Collection entries:

==================================================

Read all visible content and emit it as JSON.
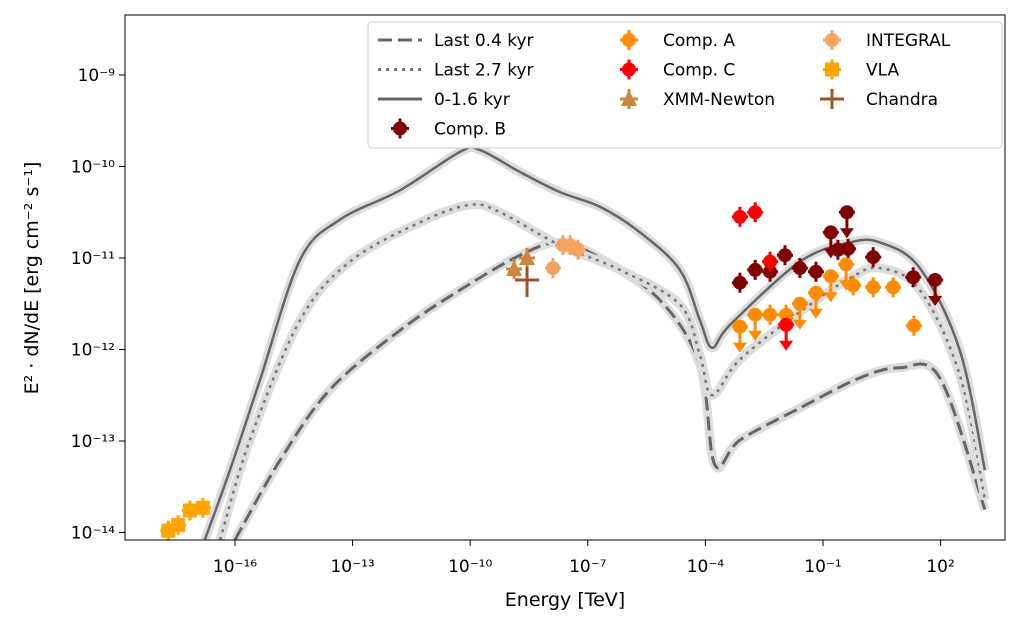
{
  "chart_data": {
    "type": "scatter",
    "xlabel": "Energy [TeV]",
    "ylabel": "E² · dN/dE [erg cm⁻² s⁻¹]",
    "xscale": "log",
    "yscale": "log",
    "xlim_log10": [
      -18.8,
      3.6
    ],
    "ylim_log10": [
      -14.09,
      -8.34
    ],
    "xticks": [
      {
        "v": -16,
        "label": "10⁻¹⁶"
      },
      {
        "v": -13,
        "label": "10⁻¹³"
      },
      {
        "v": -10,
        "label": "10⁻¹⁰"
      },
      {
        "v": -7,
        "label": "10⁻⁷"
      },
      {
        "v": -4,
        "label": "10⁻⁴"
      },
      {
        "v": -1,
        "label": "10⁻¹"
      },
      {
        "v": 2,
        "label": "10²"
      }
    ],
    "yticks": [
      {
        "v": -9,
        "label": "10⁻⁹"
      },
      {
        "v": -10,
        "label": "10⁻¹⁰"
      },
      {
        "v": -11,
        "label": "10⁻¹¹"
      },
      {
        "v": -12,
        "label": "10⁻¹²"
      },
      {
        "v": -13,
        "label": "10⁻¹³"
      },
      {
        "v": -14,
        "label": "10⁻¹⁴"
      }
    ],
    "legend_position": "top-right",
    "curves": [
      {
        "name": "Last 0.4 kyr",
        "style": "dashed",
        "color": "#666666",
        "points_log10": [
          [
            -16.0,
            -14.08
          ],
          [
            -14.85,
            -13.21
          ],
          [
            -13.58,
            -12.44
          ],
          [
            -11.79,
            -11.79
          ],
          [
            -10.26,
            -11.35
          ],
          [
            -8.73,
            -10.97
          ],
          [
            -7.71,
            -10.83
          ],
          [
            -6.69,
            -11.0
          ],
          [
            -5.16,
            -11.46
          ],
          [
            -4.14,
            -12.17
          ],
          [
            -3.76,
            -13.26
          ],
          [
            -3.12,
            -12.99
          ],
          [
            -1.59,
            -12.64
          ],
          [
            -0.06,
            -12.31
          ],
          [
            0.96,
            -12.2
          ],
          [
            1.98,
            -12.31
          ],
          [
            3.13,
            -13.75
          ]
        ]
      },
      {
        "name": "Last 2.7 kyr",
        "style": "dotted",
        "color": "#777777",
        "points_log10": [
          [
            -16.38,
            -14.08
          ],
          [
            -15.62,
            -12.99
          ],
          [
            -14.34,
            -11.68
          ],
          [
            -13.07,
            -11.04
          ],
          [
            -11.28,
            -10.61
          ],
          [
            -10.01,
            -10.42
          ],
          [
            -9.24,
            -10.5
          ],
          [
            -7.71,
            -10.86
          ],
          [
            -6.18,
            -11.13
          ],
          [
            -4.65,
            -11.51
          ],
          [
            -4.14,
            -12.06
          ],
          [
            -3.83,
            -12.5
          ],
          [
            -3.12,
            -12.11
          ],
          [
            -1.59,
            -11.59
          ],
          [
            -0.31,
            -11.22
          ],
          [
            0.45,
            -11.11
          ],
          [
            1.47,
            -11.35
          ],
          [
            2.49,
            -12.28
          ],
          [
            3.13,
            -13.64
          ]
        ]
      },
      {
        "name": "0-1.6 kyr",
        "style": "solid",
        "color": "#666666",
        "points_log10": [
          [
            -16.77,
            -14.08
          ],
          [
            -16.13,
            -13.32
          ],
          [
            -15.36,
            -12.33
          ],
          [
            -14.34,
            -11.02
          ],
          [
            -13.32,
            -10.58
          ],
          [
            -11.79,
            -10.26
          ],
          [
            -10.26,
            -9.84
          ],
          [
            -9.75,
            -9.82
          ],
          [
            -8.73,
            -10.06
          ],
          [
            -7.71,
            -10.28
          ],
          [
            -6.69,
            -10.44
          ],
          [
            -5.67,
            -10.72
          ],
          [
            -4.65,
            -11.13
          ],
          [
            -4.14,
            -11.68
          ],
          [
            -3.83,
            -11.98
          ],
          [
            -3.37,
            -11.73
          ],
          [
            -1.59,
            -11.04
          ],
          [
            -0.31,
            -10.83
          ],
          [
            0.45,
            -10.83
          ],
          [
            1.47,
            -11.11
          ],
          [
            2.49,
            -12.01
          ],
          [
            3.13,
            -13.32
          ]
        ]
      }
    ],
    "series": [
      {
        "name": "Comp. B",
        "marker": "circle",
        "color": "#800000",
        "points_log10": [
          [
            -3.12,
            -11.27,
            0
          ],
          [
            -2.73,
            -11.13,
            0
          ],
          [
            -2.35,
            -11.15,
            0
          ],
          [
            -1.97,
            -10.97,
            0
          ],
          [
            -1.59,
            -11.11,
            0
          ],
          [
            -1.18,
            -11.15,
            0
          ],
          [
            -0.8,
            -10.72,
            1
          ],
          [
            -0.39,
            -10.5,
            1
          ],
          [
            -0.62,
            -10.91,
            0
          ],
          [
            -0.36,
            -10.9,
            0
          ],
          [
            0.28,
            -10.99,
            0
          ],
          [
            1.3,
            -11.21,
            0
          ],
          [
            1.86,
            -11.24,
            1
          ]
        ]
      },
      {
        "name": "Comp. A",
        "marker": "circle",
        "color": "#ff8c00",
        "points_log10": [
          [
            -3.12,
            -11.75,
            1
          ],
          [
            -2.73,
            -11.62,
            1
          ],
          [
            -2.35,
            -11.62,
            0
          ],
          [
            -1.94,
            -11.62,
            0
          ],
          [
            -1.59,
            -11.5,
            1
          ],
          [
            -1.18,
            -11.38,
            1
          ],
          [
            -0.8,
            -11.2,
            1
          ],
          [
            -0.41,
            -11.07,
            1
          ],
          [
            -0.23,
            -11.3,
            0
          ],
          [
            0.28,
            -11.32,
            0
          ],
          [
            0.79,
            -11.32,
            0
          ],
          [
            1.32,
            -11.74,
            0
          ]
        ]
      },
      {
        "name": "Comp. C",
        "marker": "circle",
        "color": "#ff0000",
        "points_log10": [
          [
            -3.12,
            -10.55,
            0
          ],
          [
            -2.73,
            -10.5,
            0
          ],
          [
            -2.35,
            -11.04,
            0
          ],
          [
            -1.94,
            -11.73,
            1
          ]
        ]
      },
      {
        "name": "XMM-Newton",
        "marker": "triangle",
        "color": "#cd853f",
        "points_log10": [
          [
            -8.88,
            -11.12,
            0
          ],
          [
            -8.55,
            -11.0,
            0
          ]
        ]
      },
      {
        "name": "INTEGRAL",
        "marker": "circle",
        "color": "#f4a460",
        "points_log10": [
          [
            -7.89,
            -11.11,
            0
          ],
          [
            -7.63,
            -10.86,
            0
          ],
          [
            -7.45,
            -10.86,
            0
          ],
          [
            -7.25,
            -10.91,
            0
          ]
        ]
      },
      {
        "name": "VLA",
        "marker": "square",
        "color": "#ffa500",
        "points_log10": [
          [
            -17.7,
            -13.98,
            0
          ],
          [
            -17.45,
            -13.92,
            0
          ],
          [
            -17.15,
            -13.76,
            0
          ],
          [
            -16.82,
            -13.73,
            0
          ]
        ]
      },
      {
        "name": "Chandra",
        "marker": "plus",
        "color": "#a0522d",
        "points_log10": [
          [
            -8.55,
            -11.24,
            0
          ]
        ]
      }
    ]
  }
}
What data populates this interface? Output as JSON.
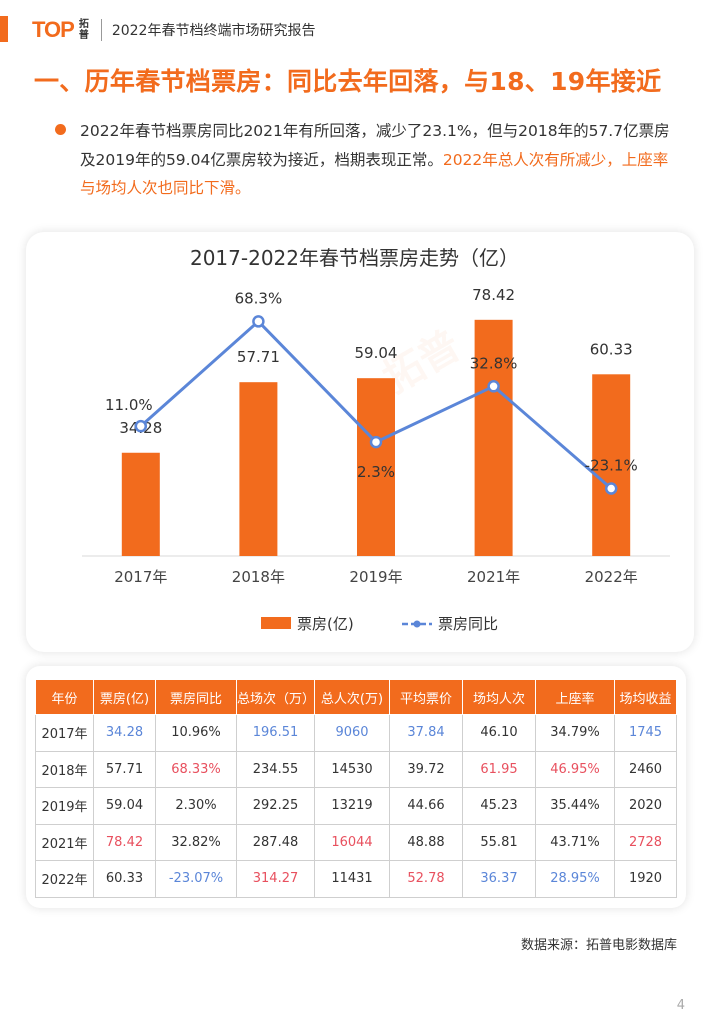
{
  "header": {
    "logo_text": "TOP",
    "logo_cn_1": "拓",
    "logo_cn_2": "普",
    "title": "2022年春节档终端市场研究报告"
  },
  "page_title": "一、历年春节档票房：同比去年回落，与18、19年接近",
  "bullet": {
    "text_normal": "2022年春节档票房同比2021年有所回落，减少了23.1%，但与2018年的57.7亿票房及2019年的59.04亿票房较为接近，档期表现正常。",
    "text_highlight": "2022年总人次有所减少，上座率与场均人次也同比下滑。"
  },
  "chart_data": {
    "type": "bar",
    "title": "2017-2022年春节档票房走势（亿）",
    "categories": [
      "2017年",
      "2018年",
      "2019年",
      "2021年",
      "2022年"
    ],
    "series": [
      {
        "name": "票房(亿)",
        "kind": "bar",
        "values": [
          34.28,
          57.71,
          59.04,
          78.42,
          60.33
        ],
        "labels": [
          "34.28",
          "57.71",
          "59.04",
          "78.42",
          "60.33"
        ]
      },
      {
        "name": "票房同比",
        "kind": "line",
        "values": [
          11.0,
          68.3,
          2.3,
          32.8,
          -23.1
        ],
        "labels": [
          "11.0%",
          "68.3%",
          "2.3%",
          "32.8%",
          "-23.1%"
        ]
      }
    ],
    "bar_ylim": [
      0,
      85
    ],
    "line_ylim": [
      -60,
      80
    ],
    "legend_position": "bottom",
    "colors": {
      "bar": "#f26b1d",
      "line": "#5b86d8"
    }
  },
  "table": {
    "headers": [
      "年份",
      "票房(亿)",
      "票房同比",
      "总场次（万）",
      "总人次(万)",
      "平均票价",
      "场均人次",
      "上座率",
      "场均收益"
    ],
    "rows": [
      [
        "2017年",
        "34.28",
        "10.96%",
        "196.51",
        "9060",
        "37.84",
        "46.10",
        "34.79%",
        "1745"
      ],
      [
        "2018年",
        "57.71",
        "68.33%",
        "234.55",
        "14530",
        "39.72",
        "61.95",
        "46.95%",
        "2460"
      ],
      [
        "2019年",
        "59.04",
        "2.30%",
        "292.25",
        "13219",
        "44.66",
        "45.23",
        "35.44%",
        "2020"
      ],
      [
        "2021年",
        "78.42",
        "32.82%",
        "287.48",
        "16044",
        "48.88",
        "55.81",
        "43.71%",
        "2728"
      ],
      [
        "2022年",
        "60.33",
        "-23.07%",
        "314.27",
        "11431",
        "52.78",
        "36.37",
        "28.95%",
        "1920"
      ]
    ],
    "cell_colors": [
      [
        "",
        "blue",
        "",
        "blue",
        "blue",
        "blue",
        "",
        "",
        "blue"
      ],
      [
        "",
        "",
        "red",
        "",
        "",
        "",
        "red",
        "red",
        ""
      ],
      [
        "",
        "",
        "",
        "",
        "",
        "",
        "",
        "",
        ""
      ],
      [
        "",
        "red",
        "",
        "",
        "red",
        "",
        "",
        "",
        "red"
      ],
      [
        "",
        "",
        "blue",
        "red",
        "",
        "red",
        "blue",
        "blue",
        ""
      ]
    ]
  },
  "source": "数据来源：拓普电影数据库",
  "page_number": "4"
}
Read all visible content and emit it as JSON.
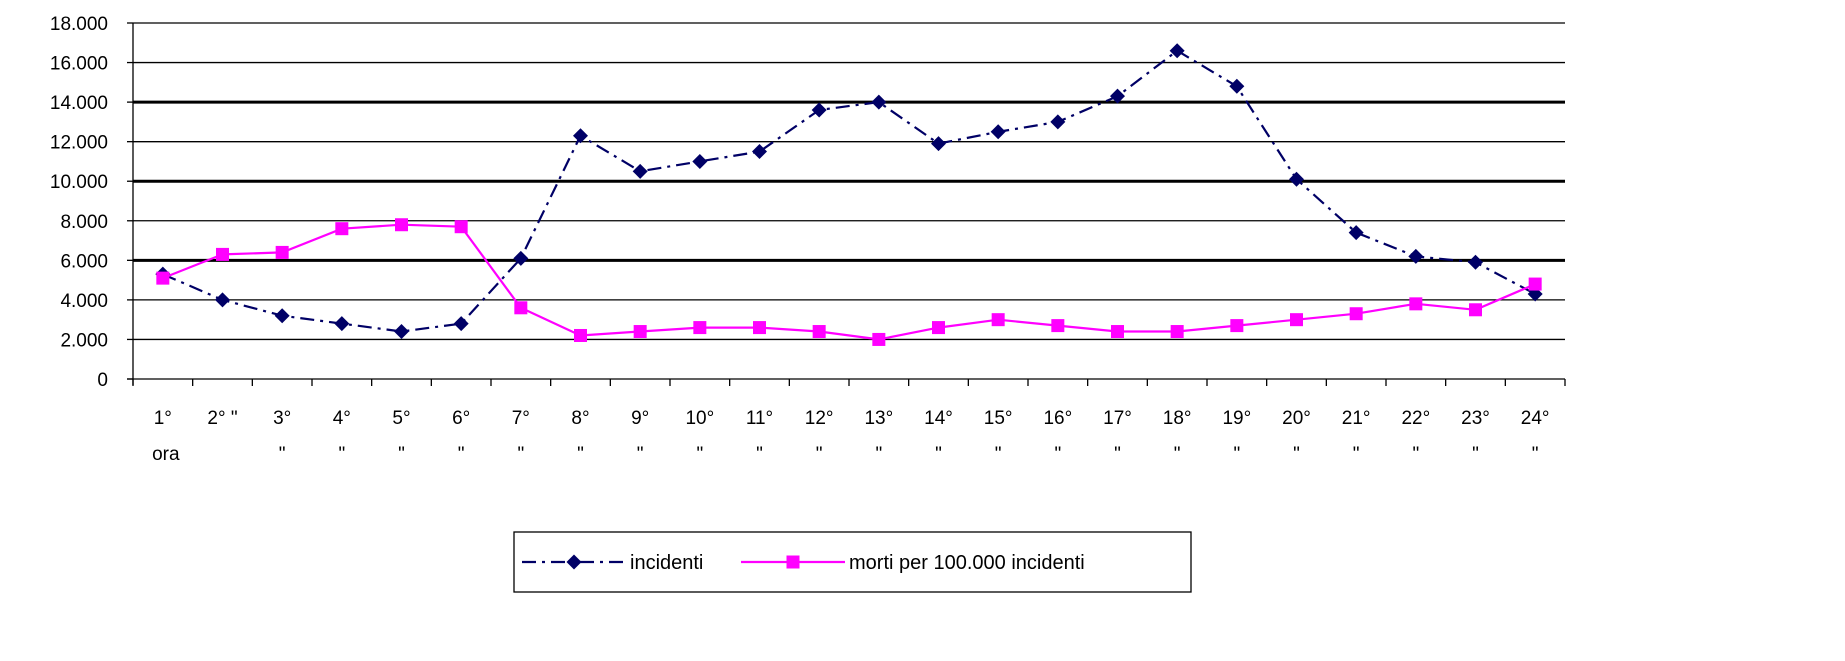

==================================================

Your task:
Display every line of the listing that contains the string "style".

Task response:
        "style": "dashed",
        "style": "dotted",
        "style": "solid",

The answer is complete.